▸ Document section:
— Begin —

# gearing an AE 18 for dirt oval - 6800kv brushless



## weracerc (Feb 23, 2008)

We are planning on running a spec modified class at Cooper's RC in Chatham VA this fall & winter 1 x month Nov thru Mar.....the basic rules are the car has to be a base AE 18 B T or MT, any shocks any springs, lipo or nimh, mcallister bodies, any upgrades to steering, suspension, difs or axles, radio upgrade allowed...the only thing we are specing is the motor and gear ratio.....the driveline is roughly 200ft so what kind of gearing would anyone recommend and why? Castle said 60/12 for a 12.5:1 FDR with the 6800kv......right now that is what we planning to run unless we get a tremendous amount of contradictory info from actual racers who have been there done that and can tell us what would be better from a practical standpoint.


----------



## mga55 (Aug 23, 2008)

*Gears, Setup for Oval Racing*



weracerc said:


> We are planning on running a spec modified class at Cooper's RC in Chatham VA this fall & winter 1 x month Nov thru Mar.....the basic rules are the car has to be a base AE 18 B T or MT, any shocks any springs, lipo or nimh, mcallister bodies, any upgrades to steering, suspension, difs or axles, radio upgrade allowed...the only thing we are specing is the motor and gear ratio.....the driveline is roughly 200ft so what kind of gearing would anyone recommend and why? Castle said 60/12 for a 12.5:1 FDR with the 6800kv......right now that is what we planning to run unless we get a tremendous amount of contradictory info from actual racers who have been there done that and can tell us what would be better from a practical standpoint.


I run rc18t with mamba 6800 motor on a clay oval indoor track with 170ft run line. (Tea's Rochester, Mn)I was running a 60/15. I'm running a macallister body with about a 2 1/2" side wing. I'm running hitec 65mg servo, mip cvds, 3 racing diffs, steel diff gears in rear,ta front schocks with gold rear spring in right front, and rc18r rear schocks and tower with the schocks mount so the arms are level. I'm running street meat tires. I won every race with this setup. It was faster then the mod 1/10 truck and some of the custom works that ran that night.


----------



## mini_racer (Oct 28, 2008)

weracerc said:


> We are planning on running a spec modified class at Cooper's RC in Chatham VA this fall & winter 1 x month Nov thru Mar.....the basic rules are the car has to be a base AE 18 B T or MT, any shocks any springs, lipo or nimh, mcallister bodies, any upgrades to steering, suspension, difs or axles, radio upgrade allowed...the only thing we are specing is the motor and gear ratio.....the driveline is roughly 200ft so what kind of gearing would anyone recommend and why? Castle said 60/12 for a 12.5:1 FDR with the 6800kv......right now that is what we planning to run unless we get a tremendous amount of contradictory info from actual racers who have been there done that and can tell us what would be better from a practical standpoint.

— End —

▸ What is needed: Resume the forum thread on gearing an AE 18 for dirt oval racing, starting right after the last line shown.

▸ Stored records:
— Begin —

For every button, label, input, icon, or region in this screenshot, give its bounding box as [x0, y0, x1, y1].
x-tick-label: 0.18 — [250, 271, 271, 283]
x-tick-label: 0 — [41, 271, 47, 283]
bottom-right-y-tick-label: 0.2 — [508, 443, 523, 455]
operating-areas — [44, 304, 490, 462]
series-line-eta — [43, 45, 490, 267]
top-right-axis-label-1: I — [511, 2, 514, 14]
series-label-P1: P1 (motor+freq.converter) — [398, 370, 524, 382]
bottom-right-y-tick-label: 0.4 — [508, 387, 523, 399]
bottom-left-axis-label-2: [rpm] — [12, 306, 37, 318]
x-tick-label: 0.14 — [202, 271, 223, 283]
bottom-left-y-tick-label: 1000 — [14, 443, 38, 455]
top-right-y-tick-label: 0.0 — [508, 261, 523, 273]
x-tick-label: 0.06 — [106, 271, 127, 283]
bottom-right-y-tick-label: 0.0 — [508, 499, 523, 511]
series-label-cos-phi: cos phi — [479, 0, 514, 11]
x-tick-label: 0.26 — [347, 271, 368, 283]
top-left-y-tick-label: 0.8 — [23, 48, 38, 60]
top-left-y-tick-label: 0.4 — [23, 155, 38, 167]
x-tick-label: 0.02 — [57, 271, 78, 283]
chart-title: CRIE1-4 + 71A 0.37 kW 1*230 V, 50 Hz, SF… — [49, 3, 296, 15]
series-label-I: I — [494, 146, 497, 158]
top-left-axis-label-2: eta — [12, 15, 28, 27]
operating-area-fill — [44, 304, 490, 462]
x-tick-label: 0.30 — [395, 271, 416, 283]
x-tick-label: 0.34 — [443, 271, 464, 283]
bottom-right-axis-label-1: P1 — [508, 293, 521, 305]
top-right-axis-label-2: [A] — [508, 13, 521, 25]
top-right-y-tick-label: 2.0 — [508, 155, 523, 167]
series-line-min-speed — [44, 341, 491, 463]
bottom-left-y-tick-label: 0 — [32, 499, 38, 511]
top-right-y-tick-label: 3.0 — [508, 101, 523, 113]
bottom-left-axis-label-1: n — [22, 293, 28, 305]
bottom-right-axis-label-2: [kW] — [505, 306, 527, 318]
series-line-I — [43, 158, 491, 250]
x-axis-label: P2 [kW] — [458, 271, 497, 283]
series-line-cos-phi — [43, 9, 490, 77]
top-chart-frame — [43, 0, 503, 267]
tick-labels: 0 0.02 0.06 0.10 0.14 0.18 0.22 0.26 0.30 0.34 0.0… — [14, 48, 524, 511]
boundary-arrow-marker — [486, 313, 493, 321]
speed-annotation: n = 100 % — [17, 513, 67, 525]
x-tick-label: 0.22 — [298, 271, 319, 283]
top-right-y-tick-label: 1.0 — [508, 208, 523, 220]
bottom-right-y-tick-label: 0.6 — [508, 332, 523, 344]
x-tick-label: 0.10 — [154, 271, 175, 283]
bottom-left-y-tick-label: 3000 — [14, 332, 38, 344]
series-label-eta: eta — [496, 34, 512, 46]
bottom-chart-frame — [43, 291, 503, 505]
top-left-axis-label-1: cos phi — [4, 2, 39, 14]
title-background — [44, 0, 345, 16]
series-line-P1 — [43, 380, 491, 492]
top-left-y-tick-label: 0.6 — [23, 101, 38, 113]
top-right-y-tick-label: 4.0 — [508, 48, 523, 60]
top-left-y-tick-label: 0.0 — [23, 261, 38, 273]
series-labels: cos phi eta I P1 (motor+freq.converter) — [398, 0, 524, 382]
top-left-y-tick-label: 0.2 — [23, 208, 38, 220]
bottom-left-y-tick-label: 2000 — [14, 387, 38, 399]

— End —

▸ Result for this task:
Seems terribly odd to be spec-ing _anything_ on vehicles you're otherwise essentially letting people go hog wild on. :freak:


----------



## aeracer (Oct 28, 2001)

mini racer,
What's up with the negative vibes? Maybe spec isn't the right term- cost controlled racing might be more appropriate.


----------



## mini_racer (Oct 28, 2008)

aeracer said:


> mini racer,
> What's up with the negative vibes? Maybe spec isn't the right term- cost controlled racing might be more appropriate.


No negative vibe dude, I just don't get it.
If the cars were some semblance of spec I'd be with ya, and the whole cost-controlled thing. But since it's basically a free-for-all spend-a-thon allowing for the best of everything is just seemed kinda silly _only_ regulating gearing. 
It's kinda like having your prom date tell you she has a dress with velcro quick releases :woohoo: only to find out her parents are chaperoning. 



:thumbsup:


----------



## aeracer (Oct 28, 2001)

The thread was more a question of gearing for a 6800 motor. I don't think he was trying to outline the rules of the class. I have never seen a velcro prom dress, might be interesting............:wave:


----------



## Reid H. (Jan 9, 2008)

My Prom Dates Dress Came With A Hanns Device If You Know What I Mean.lol. Aeracer, Miniracer Is Just Hating On Us Cause He Can't Run At Such A Nice Facility. See Ya There Saturday. Lets Get It On!!!!!!


----------



## mini_racer (Oct 28, 2008)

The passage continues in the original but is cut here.